* Dataset rows *
§
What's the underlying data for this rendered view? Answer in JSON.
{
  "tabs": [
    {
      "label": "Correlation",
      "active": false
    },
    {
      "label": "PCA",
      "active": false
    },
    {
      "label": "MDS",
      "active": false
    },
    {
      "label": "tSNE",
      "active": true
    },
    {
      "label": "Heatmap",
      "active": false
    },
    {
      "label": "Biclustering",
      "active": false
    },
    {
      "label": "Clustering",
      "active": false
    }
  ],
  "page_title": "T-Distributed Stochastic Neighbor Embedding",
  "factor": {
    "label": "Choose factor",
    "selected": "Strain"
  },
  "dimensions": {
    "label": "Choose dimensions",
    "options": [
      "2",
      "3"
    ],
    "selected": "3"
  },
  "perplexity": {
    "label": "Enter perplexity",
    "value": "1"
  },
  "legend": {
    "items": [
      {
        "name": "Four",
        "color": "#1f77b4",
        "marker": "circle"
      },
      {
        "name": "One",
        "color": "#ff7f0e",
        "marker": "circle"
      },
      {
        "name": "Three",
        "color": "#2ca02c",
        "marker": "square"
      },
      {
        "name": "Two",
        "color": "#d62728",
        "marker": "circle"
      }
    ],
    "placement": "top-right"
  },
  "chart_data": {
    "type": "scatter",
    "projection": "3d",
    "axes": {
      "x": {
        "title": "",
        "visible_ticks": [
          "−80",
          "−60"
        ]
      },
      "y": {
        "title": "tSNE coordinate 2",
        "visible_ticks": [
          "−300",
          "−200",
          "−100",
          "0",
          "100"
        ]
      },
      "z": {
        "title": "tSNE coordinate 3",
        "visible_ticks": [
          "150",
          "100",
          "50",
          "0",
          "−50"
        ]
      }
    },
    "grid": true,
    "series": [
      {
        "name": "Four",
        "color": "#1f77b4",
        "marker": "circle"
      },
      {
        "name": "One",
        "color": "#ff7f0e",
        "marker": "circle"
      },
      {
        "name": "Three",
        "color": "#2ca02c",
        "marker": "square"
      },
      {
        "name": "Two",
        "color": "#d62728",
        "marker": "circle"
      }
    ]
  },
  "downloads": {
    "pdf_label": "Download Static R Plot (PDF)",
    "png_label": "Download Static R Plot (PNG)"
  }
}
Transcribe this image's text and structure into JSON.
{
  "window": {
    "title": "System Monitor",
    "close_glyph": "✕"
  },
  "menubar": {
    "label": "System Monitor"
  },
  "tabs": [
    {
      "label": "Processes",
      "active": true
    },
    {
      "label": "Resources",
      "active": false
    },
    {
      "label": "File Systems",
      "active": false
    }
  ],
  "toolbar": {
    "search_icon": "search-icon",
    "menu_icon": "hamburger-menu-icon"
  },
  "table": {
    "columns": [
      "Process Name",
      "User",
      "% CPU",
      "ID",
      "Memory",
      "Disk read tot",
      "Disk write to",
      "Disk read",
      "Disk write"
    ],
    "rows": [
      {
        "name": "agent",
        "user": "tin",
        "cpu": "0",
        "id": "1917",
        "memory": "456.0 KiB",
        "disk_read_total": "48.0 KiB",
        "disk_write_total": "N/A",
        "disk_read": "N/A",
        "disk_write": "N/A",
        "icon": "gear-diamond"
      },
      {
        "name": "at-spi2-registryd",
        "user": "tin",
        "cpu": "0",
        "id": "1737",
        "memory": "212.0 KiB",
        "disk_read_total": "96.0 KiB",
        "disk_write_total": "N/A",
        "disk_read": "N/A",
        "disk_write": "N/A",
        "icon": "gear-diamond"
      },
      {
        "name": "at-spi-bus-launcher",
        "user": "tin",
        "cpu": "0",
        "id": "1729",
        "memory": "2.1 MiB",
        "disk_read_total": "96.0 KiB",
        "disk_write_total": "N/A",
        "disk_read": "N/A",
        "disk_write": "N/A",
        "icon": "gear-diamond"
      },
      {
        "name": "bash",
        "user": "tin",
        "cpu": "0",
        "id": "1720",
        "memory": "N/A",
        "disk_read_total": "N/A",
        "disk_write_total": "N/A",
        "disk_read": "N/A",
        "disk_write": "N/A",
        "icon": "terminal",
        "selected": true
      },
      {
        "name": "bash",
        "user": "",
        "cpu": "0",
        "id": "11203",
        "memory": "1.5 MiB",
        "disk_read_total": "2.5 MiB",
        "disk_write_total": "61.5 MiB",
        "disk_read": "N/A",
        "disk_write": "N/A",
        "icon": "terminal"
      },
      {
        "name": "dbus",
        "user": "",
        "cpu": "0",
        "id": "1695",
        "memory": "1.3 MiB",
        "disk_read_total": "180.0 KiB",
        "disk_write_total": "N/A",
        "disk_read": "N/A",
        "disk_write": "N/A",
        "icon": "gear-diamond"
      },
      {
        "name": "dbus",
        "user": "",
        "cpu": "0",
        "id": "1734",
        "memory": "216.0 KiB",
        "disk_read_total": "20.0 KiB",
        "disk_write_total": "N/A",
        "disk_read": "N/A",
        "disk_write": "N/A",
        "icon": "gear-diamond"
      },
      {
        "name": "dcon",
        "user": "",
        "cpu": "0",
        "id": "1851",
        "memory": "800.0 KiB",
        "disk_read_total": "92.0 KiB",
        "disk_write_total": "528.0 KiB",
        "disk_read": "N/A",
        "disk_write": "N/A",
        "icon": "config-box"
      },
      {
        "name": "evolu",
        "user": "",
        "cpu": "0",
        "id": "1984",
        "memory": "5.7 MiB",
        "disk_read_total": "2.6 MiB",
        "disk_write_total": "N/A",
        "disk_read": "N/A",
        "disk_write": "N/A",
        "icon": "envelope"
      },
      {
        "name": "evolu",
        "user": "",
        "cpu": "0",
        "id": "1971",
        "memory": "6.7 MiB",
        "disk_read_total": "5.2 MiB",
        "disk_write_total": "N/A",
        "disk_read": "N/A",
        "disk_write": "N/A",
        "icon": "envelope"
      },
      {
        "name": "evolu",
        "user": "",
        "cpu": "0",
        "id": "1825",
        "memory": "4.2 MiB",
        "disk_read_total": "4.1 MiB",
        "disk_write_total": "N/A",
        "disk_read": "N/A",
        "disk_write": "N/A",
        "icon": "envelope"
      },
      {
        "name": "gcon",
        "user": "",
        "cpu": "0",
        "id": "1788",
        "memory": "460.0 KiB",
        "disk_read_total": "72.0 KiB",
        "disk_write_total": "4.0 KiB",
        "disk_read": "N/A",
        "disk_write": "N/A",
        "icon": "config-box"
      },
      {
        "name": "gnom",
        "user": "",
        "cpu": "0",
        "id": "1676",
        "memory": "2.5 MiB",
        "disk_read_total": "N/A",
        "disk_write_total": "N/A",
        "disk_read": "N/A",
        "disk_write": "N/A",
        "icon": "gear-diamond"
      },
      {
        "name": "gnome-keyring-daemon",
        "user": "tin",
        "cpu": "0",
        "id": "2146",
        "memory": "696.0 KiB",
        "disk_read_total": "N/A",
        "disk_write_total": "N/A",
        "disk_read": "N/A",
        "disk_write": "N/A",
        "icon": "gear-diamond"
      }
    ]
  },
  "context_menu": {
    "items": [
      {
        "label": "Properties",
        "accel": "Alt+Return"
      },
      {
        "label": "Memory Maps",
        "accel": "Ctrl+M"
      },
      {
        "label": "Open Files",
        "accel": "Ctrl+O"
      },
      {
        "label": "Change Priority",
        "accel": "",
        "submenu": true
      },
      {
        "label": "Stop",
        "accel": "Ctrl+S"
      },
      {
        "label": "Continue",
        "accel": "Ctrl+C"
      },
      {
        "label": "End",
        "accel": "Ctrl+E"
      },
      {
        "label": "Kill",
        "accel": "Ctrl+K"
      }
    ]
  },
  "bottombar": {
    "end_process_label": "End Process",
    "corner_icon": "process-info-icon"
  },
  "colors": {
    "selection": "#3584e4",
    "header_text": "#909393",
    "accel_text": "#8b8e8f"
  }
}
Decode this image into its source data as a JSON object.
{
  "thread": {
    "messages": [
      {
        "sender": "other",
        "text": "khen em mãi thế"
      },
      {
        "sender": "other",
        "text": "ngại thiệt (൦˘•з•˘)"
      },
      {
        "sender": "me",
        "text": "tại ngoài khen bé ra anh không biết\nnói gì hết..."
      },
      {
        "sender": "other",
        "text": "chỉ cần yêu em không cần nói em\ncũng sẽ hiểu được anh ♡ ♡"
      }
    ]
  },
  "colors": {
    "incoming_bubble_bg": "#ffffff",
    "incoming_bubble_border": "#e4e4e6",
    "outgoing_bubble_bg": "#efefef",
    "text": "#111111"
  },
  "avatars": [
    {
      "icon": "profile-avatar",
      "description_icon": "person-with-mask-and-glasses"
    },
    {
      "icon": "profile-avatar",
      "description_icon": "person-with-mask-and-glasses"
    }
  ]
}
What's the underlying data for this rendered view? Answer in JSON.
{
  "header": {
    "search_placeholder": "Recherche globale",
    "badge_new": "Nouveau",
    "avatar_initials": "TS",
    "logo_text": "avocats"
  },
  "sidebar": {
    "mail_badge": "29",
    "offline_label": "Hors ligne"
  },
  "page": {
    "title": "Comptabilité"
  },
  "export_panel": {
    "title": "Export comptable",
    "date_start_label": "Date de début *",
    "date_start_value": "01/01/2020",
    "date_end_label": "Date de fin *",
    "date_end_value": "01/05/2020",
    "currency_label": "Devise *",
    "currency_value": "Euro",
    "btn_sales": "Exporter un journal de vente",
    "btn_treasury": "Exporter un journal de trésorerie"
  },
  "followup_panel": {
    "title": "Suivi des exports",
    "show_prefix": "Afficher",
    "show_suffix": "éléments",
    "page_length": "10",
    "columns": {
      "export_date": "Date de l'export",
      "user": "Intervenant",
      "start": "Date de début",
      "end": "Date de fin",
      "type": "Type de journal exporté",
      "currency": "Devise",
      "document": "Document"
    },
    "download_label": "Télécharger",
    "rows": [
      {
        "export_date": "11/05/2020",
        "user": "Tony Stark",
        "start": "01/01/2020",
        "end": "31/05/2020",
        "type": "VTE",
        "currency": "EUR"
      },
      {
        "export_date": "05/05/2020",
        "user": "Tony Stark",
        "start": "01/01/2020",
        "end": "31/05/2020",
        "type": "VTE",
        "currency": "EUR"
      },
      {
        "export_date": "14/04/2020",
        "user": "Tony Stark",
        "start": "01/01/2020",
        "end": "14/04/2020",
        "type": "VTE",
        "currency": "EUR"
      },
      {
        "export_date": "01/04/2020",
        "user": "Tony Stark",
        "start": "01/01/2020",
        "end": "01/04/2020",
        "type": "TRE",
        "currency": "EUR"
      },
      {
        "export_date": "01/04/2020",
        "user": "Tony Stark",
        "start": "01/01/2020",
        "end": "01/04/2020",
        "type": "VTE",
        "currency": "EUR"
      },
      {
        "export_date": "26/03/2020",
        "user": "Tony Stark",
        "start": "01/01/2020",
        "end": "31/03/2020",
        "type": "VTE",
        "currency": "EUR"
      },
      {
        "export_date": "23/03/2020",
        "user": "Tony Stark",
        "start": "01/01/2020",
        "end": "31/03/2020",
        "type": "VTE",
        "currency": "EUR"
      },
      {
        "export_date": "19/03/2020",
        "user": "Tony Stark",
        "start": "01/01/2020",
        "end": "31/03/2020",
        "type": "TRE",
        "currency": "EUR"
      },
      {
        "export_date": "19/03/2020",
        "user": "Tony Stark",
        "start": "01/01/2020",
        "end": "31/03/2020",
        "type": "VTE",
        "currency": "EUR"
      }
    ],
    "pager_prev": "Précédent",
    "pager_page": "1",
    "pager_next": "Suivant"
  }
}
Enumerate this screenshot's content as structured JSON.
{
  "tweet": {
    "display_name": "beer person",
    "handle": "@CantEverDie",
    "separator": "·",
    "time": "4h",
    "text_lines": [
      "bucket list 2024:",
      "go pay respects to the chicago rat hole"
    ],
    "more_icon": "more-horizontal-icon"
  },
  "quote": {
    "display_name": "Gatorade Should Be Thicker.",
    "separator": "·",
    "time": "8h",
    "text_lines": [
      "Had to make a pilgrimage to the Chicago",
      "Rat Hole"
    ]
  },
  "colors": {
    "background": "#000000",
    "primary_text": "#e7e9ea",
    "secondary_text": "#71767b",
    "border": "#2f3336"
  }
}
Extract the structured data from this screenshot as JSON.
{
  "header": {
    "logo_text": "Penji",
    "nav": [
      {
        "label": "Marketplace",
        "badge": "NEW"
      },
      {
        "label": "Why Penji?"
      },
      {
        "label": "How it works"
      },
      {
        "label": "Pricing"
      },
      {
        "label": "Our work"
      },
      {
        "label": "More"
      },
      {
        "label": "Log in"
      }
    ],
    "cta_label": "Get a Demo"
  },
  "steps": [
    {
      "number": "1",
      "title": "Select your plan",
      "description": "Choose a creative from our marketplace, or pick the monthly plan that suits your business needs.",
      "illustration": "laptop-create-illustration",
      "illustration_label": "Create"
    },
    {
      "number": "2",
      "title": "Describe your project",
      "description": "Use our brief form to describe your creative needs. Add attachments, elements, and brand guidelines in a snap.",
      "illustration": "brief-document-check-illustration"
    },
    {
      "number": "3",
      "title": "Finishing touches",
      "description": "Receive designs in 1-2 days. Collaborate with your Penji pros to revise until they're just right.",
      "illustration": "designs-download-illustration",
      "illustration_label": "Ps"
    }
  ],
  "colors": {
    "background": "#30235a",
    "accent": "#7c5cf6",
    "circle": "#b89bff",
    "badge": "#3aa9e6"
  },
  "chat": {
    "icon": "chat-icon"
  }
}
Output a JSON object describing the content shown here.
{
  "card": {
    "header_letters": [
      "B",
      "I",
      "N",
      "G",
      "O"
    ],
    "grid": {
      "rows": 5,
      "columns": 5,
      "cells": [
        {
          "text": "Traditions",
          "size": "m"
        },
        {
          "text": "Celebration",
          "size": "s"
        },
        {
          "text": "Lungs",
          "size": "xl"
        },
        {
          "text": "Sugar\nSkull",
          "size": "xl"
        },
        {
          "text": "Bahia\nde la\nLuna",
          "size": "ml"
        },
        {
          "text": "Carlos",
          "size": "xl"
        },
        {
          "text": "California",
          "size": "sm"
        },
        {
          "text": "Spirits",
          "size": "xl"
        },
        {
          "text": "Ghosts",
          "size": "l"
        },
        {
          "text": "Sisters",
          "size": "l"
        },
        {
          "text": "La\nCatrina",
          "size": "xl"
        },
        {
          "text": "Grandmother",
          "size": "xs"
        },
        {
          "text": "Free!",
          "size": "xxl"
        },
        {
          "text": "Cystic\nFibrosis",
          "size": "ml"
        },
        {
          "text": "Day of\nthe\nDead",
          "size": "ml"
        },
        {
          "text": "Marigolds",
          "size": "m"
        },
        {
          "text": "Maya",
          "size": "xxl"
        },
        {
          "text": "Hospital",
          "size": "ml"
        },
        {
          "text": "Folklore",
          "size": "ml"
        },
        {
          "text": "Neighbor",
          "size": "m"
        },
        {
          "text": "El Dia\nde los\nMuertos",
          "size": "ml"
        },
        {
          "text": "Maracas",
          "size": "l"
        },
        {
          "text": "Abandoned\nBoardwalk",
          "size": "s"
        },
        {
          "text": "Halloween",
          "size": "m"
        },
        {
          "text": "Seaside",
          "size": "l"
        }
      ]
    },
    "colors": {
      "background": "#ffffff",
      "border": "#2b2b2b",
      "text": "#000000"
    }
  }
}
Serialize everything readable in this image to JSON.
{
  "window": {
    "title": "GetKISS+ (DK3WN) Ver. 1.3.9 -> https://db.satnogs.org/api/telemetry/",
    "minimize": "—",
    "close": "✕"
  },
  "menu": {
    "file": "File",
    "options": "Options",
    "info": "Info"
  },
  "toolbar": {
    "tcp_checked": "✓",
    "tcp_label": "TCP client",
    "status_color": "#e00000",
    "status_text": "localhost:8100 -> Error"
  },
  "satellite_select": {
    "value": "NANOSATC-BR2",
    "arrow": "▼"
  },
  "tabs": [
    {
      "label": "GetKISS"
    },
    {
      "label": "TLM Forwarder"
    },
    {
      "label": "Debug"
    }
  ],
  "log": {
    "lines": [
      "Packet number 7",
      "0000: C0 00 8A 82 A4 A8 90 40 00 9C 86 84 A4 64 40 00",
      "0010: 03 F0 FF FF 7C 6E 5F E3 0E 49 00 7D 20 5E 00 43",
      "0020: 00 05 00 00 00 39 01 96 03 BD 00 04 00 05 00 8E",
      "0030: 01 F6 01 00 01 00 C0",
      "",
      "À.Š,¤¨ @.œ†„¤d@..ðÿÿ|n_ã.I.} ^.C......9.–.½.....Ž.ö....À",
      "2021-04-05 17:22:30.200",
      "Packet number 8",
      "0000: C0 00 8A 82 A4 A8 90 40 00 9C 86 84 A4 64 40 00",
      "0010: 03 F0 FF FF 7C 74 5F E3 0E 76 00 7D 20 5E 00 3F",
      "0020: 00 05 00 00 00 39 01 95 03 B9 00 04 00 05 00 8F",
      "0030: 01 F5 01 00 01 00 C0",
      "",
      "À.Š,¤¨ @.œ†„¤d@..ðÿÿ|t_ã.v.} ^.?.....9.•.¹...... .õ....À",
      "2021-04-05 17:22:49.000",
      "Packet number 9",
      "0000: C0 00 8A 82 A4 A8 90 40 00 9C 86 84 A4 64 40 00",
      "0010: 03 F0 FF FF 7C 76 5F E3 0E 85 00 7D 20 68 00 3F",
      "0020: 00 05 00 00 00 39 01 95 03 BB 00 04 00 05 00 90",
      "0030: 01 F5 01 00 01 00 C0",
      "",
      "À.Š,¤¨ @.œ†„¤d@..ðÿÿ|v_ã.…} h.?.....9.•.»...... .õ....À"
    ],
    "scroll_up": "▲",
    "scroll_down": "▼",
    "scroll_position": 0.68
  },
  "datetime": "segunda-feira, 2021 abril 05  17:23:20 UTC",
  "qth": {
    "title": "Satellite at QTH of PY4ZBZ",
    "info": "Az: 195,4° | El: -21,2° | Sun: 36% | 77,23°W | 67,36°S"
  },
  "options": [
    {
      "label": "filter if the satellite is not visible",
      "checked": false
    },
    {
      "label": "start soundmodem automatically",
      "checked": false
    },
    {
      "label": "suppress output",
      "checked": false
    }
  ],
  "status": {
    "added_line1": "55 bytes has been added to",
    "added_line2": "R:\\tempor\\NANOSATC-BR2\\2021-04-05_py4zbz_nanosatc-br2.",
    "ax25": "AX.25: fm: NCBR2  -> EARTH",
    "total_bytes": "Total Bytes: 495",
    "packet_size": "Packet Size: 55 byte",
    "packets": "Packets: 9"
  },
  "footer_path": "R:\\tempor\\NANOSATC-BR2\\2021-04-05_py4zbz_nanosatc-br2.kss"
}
§
Extract all lines from the material above that include the word "into".

Transcribe this image's text and structure into JSON.
Decode this image into its source data as a JSON object.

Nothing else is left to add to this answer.